## Task to carry out:
Only the pictures are to be left out; write out the rest of the data exactly.
--- Extracted entries ---
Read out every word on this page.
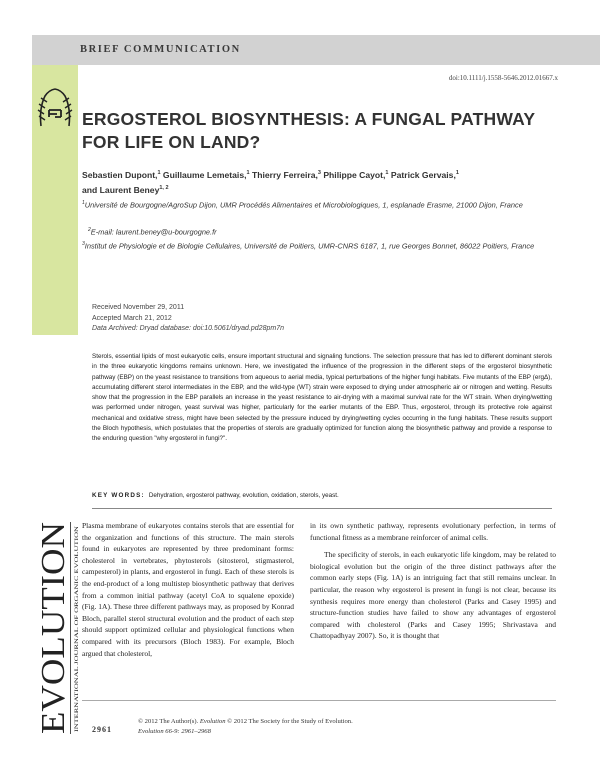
BRIEF COMMUNICATION
doi:10.1111/j.1558-5646.2012.01667.x
ERGOSTEROL BIOSYNTHESIS: A FUNGAL PATHWAY FOR LIFE ON LAND?
Sebastien Dupont,$^1$ Guillaume Lemetais,$^1$ Thierry Ferreira,$^3$ Philippe Cayot,$^1$ Patrick Gervais,$^1$
and Laurent Beney$^{1, 2}$
$^1$Université de Bourgogne/AgroSup Dijon, UMR Procédés Alimentaires et Microbiologiques, 1, esplanade Erasme, 21000 Dijon, France
$^2$E-mail: laurent.beney@u-bourgogne.fr
$^3$Institut de Physiologie et de Biologie Cellulaires, Université de Poitiers, UMR-CNRS 6187, 1, rue Georges Bonnet, 86022 Poitiers, France
Received November 29, 2011
Accepted March 21, 2012
Data Archived: Dryad database: doi:10.5061/dryad.pd28pm7n
Sterols, essential lipids of most eukaryotic cells, ensure important structural and signaling functions. The selection pressure that has led to different dominant sterols in the three eukaryotic kingdoms remains unknown. Here, we investigated the influence of the progression in the different steps of the ergosterol biosynthetic pathway (EBP) on the yeast resistance to transitions from aqueous to aerial media, typical perturbations of the higher fungi habitats. Five mutants of the EBP (ergΔ), accumulating different sterol intermediates in the EBP, and the wild-type (WT) strain were exposed to drying under atmospheric air or nitrogen and wetting. Results show that the progression in the EBP parallels an increase in the yeast resistance to air-drying with a maximal survival rate for the WT strain. When drying/wetting was performed under nitrogen, yeast survival was higher, particularly for the earlier mutants of the EBP. Thus, ergosterol, through its protective role against mechanical and oxidative stress, might have been selected by the pressure induced by drying/wetting cycles occurring in the fungi habitats. These results support the Bloch hypothesis, which postulates that the properties of sterols are gradually optimized for function along the biosynthetic pathway and provide a response to the enduring question "why ergosterol in fungi?".
KEY WORDS: Dehydration, ergosterol pathway, evolution, oxidation, sterols, yeast.
EVOLUTION INTERNATIONAL JOURNAL OF ORGANIC EVOLUTION

Plasma membrane of eukaryotes contains sterols that are essential for the organization and functions of this structure. The main sterols found in eukaryotes are represented by three predominant forms: cholesterol in vertebrates, phytosterols (sitosterol, stigmasterol, campesterol) in plants, and ergosterol in fungi. Each of these sterols is the end-product of a long multistep biosynthetic pathway that derives from a common initial pathway (acetyl CoA to squalene epoxide) (Fig. 1A). These three different pathways may, as proposed by Konrad Bloch, parallel sterol structural evolution and the product of each step should support optimized cellular and physiological functions when compared with its precursors (Bloch 1983). For example, Bloch argued that cholesterol,

in its own synthetic pathway, represents evolutionary perfection, in terms of functional fitness as a membrane reinforcer of animal cells.

The specificity of sterols, in each eukaryotic life kingdom, may be related to biological evolution but the origin of the three distinct pathways after the common early steps (Fig. 1A) is an intriguing fact that still remains unclear. In particular, the reason why ergosterol is present in fungi is not clear, because its synthesis requires more energy than cholesterol (Parks and Casey 1995) and structure-function studies have failed to show any advantages of ergosterol compared with cholesterol (Parks and Casey 1995; Shrivastava and Chattopadhyay 2007). So, it is thought that

© 2012 The Author(s). Evolution © 2012 The Society for the Study of Evolution.
Evolution 66-9: 2961–2968
2961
---
## Answer below:
Read out every word on this page.
BRIEF COMMUNICATION
doi:10.1111/j.1558-5646.2012.01667.x
ERGOSTEROL BIOSYNTHESIS: A FUNGAL PATHWAY FOR LIFE ON LAND?
Sebastien Dupont,$^1$ Guillaume Lemetais,$^1$ Thierry Ferreira,$^3$ Philippe Cayot,$^1$ Patrick Gervais,$^1$
and Laurent Beney$^{1, 2}$
$^1$Université de Bourgogne/AgroSup Dijon, UMR Procédés Alimentaires et Microbiologiques, 1, esplanade Erasme, 21000 Dijon, France
$^2$E-mail: laurent.beney@u-bourgogne.fr
$^3$Institut de Physiologie et de Biologie Cellulaires, Université de Poitiers, UMR-CNRS 6187, 1, rue Georges Bonnet, 86022 Poitiers, France
Received November 29, 2011
Accepted March 21, 2012
Data Archived: Dryad database: doi:10.5061/dryad.pd28pm7n
Sterols, essential lipids of most eukaryotic cells, ensure important structural and signaling functions. The selection pressure that has led to different dominant sterols in the three eukaryotic kingdoms remains unknown. Here, we investigated the influence of the progression in the different steps of the ergosterol biosynthetic pathway (EBP) on the yeast resistance to transitions from aqueous to aerial media, typical perturbations of the higher fungi habitats. Five mutants of the EBP (ergΔ), accumulating different sterol intermediates in the EBP, and the wild-type (WT) strain were exposed to drying under atmospheric air or nitrogen and wetting. Results show that the progression in the EBP parallels an increase in the yeast resistance to air-drying with a maximal survival rate for the WT strain. When drying/wetting was performed under nitrogen, yeast survival was higher, particularly for the earlier mutants of the EBP. Thus, ergosterol, through its protective role against mechanical and oxidative stress, might have been selected by the pressure induced by drying/wetting cycles occurring in the fungi habitats. These results support the Bloch hypothesis, which postulates that the properties of sterols are gradually optimized for function along the biosynthetic pathway and provide a response to the enduring question "why ergosterol in fungi?".
KEY WORDS: Dehydration, ergosterol pathway, evolution, oxidation, sterols, yeast.
EVOLUTION INTERNATIONAL JOURNAL OF ORGANIC EVOLUTION

Plasma membrane of eukaryotes contains sterols that are essential for the organization and functions of this structure. The main sterols found in eukaryotes are represented by three predominant forms: cholesterol in vertebrates, phytosterols (sitosterol, stigmasterol, campesterol) in plants, and ergosterol in fungi. Each of these sterols is the end-product of a long multistep biosynthetic pathway that derives from a common initial pathway (acetyl CoA to squalene epoxide) (Fig. 1A). These three different pathways may, as proposed by Konrad Bloch, parallel sterol structural evolution and the product of each step should support optimized cellular and physiological functions when compared with its precursors (Bloch 1983). For example, Bloch argued that cholesterol,

in its own synthetic pathway, represents evolutionary perfection, in terms of functional fitness as a membrane reinforcer of animal cells.

The specificity of sterols, in each eukaryotic life kingdom, may be related to biological evolution but the origin of the three distinct pathways after the common early steps (Fig. 1A) is an intriguing fact that still remains unclear. In particular, the reason why ergosterol is present in fungi is not clear, because its synthesis requires more energy than cholesterol (Parks and Casey 1995) and structure-function studies have failed to show any advantages of ergosterol compared with cholesterol (Parks and Casey 1995; Shrivastava and Chattopadhyay 2007). So, it is thought that

© 2012 The Author(s). Evolution © 2012 The Society for the Study of Evolution.
Evolution 66-9: 2961–2968
2961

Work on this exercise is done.